● **选文**
☆ ☆ ☆ ☆
本组患者中,共有10.4%(22/211)可见IPDA与DPA共干,共干血管通常自SMA右侧缘发出,于胰腺系膜内向头侧走形,期间发出IPDA,最终DPA终止于胰颈部背侧。
图2 IPDA 成像 A:IPDA 单独自SMA 发出(一支型);B:IPDA 与DPA 共干自SMA 发出(一支型);C:IPDA 与FJA共干自SMA 发出(一支型);D:IPDA 第一支(IPDA1)与FJA 第一支(J1A)共干发出,IPDA 第二支(IPDA2)单独发出(双支型);E:IPDA1、IPDA2 分别与J1A、FJA 第二支(J2A)共干发出(双支型);F:IPDA1 单独发出,IPDA2、IPDA 第三支(IPDA 3)与J1A、J2A 共干发出(三支型)
Figure 2 IPDA imaging A: IPDA independently arising from the SMA (single-channel type); B: IPDA and DPA arising from the SMA with a common trunk (single-channel type); C: IPDA and FJA arising from the SMA with a common trunk (single-channel type); D: The first IPDA (IPDA1) originating with the first FJA (J1A) as a common trunk, and the second IPDA (IPDA2) arising independently (double-channel type); E: IPDA1 and IPDA2 originating with J1A and the second FJA respectively (double-channel type); F: IPDA1 independently arising independently, IPDA2 and the third IPDA (IPDA3) originating with J1A and J2A respectively (three-channel type)
☆ ☆ ☆ ☆
● **指定任务 1**
能把选文中这句话译成英文吗?“本组患者中,共有10.4%(22/211)可见IPDA与DPA共干,共干血管通常自SMA右侧缘发出,于胰腺系膜内向头侧走形,期间发出IPDA,最终DPA终止于胰颈部背侧。”
● **指定任务 2**
请返回选文中从“本组患者中,共有10.4%(22/211”到“第三支(IPDA 3)与J1A、J2A 共干发出(三支型)”的这一段原文。
● **指定任务 3**
根据选文回答:
(a) 本组患者中可见IPDA与DPA共干的比例是多少?
(b) 图2中E图所示属于哪种类型?
(c) 图2中F图里的IPDA1是如何发出的?

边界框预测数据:
☆ ☆ ☆ ☆
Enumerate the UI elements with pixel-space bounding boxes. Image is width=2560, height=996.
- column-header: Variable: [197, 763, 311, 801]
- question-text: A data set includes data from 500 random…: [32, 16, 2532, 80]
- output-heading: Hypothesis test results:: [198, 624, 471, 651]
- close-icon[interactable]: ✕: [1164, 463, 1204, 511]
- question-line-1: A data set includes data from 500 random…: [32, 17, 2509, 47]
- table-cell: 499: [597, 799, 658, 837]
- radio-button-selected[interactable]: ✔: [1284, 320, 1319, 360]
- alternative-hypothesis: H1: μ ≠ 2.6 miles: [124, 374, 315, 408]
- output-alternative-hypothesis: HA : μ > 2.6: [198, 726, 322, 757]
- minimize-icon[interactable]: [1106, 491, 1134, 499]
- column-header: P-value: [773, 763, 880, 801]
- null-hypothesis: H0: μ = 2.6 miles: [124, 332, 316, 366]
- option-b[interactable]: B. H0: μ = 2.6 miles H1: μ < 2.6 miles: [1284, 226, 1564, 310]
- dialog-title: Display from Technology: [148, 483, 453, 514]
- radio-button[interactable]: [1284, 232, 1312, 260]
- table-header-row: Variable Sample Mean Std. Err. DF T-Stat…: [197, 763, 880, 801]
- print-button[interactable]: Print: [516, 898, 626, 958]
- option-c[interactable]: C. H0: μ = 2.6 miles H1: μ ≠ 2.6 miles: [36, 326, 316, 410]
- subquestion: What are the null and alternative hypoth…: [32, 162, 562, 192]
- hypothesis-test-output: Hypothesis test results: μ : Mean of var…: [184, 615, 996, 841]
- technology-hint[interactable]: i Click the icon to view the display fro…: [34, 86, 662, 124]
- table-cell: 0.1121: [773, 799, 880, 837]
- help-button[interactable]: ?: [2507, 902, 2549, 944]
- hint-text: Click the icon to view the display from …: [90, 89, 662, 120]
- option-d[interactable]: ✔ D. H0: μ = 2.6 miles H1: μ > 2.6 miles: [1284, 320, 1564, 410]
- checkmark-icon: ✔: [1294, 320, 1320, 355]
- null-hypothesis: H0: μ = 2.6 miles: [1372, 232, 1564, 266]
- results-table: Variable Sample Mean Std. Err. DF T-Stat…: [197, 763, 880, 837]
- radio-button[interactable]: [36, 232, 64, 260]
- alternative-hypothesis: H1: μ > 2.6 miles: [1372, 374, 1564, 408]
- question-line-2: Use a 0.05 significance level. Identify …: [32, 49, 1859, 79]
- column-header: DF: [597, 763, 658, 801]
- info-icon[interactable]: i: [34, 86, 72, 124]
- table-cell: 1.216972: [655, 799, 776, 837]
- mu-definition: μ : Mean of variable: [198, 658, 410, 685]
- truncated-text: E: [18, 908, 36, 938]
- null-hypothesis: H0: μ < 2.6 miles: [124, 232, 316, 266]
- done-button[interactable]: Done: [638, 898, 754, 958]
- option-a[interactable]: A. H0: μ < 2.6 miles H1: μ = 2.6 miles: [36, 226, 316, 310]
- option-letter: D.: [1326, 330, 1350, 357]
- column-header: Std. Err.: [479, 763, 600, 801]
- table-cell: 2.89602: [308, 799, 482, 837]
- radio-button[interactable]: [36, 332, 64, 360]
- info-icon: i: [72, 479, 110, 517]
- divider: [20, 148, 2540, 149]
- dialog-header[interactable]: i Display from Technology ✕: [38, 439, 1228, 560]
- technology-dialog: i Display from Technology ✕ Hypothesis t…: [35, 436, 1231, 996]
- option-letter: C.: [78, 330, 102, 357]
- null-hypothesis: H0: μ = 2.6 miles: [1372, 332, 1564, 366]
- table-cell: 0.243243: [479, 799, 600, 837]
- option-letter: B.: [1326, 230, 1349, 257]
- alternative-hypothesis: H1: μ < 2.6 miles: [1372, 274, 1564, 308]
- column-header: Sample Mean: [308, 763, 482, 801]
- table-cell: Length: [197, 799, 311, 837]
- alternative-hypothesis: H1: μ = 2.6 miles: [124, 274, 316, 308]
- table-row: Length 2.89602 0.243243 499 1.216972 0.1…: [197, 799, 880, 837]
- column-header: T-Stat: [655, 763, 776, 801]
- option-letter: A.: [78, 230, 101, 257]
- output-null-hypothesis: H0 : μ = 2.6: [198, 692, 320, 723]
☆ ☆ ☆ ☆
● **练习答案 1**
In this group of patients, a common trunk of the IPDA and DPA was seen in a total of 10.4% (22/211); the common trunk vessel usually arises from the right margin of the SMA and runs cranially within the pancreatic mesentery, giving off the IPDA along the way, and the DPA finally terminates at the dorsal side of the pancreatic neck.

● **练习答案 2**
本组患者中,共有10.4%(22/211)可见IPDA与DPA共干,共干血管通常自SMA右侧缘发出,于胰腺系膜内向头侧走形,期间发出IPDA,最终DPA终止于胰颈部背侧。
图2 IPDA 成像 A:IPDA 单独自SMA 发出(一支型);B:IPDA 与DPA 共干自SMA 发出(一支型);C:IPDA 与FJA共干自SMA 发出(一支型);D:IPDA 第一支(IPDA1)与FJA 第一支(J1A)共干发出,IPDA 第二支(IPDA2)单独发出(双支型);E:IPDA1、IPDA2 分别与J1A、FJA 第二支(J2A)共干发出(双支型);F:IPDA1 单独发出,IPDA2、IPDA 第三支(IPDA 3)与J1A、J2A 共干发出(三支型)

● **练习答案 3**
(a) 10.4%(22/211)
(b) 双支型
(c) 单独发出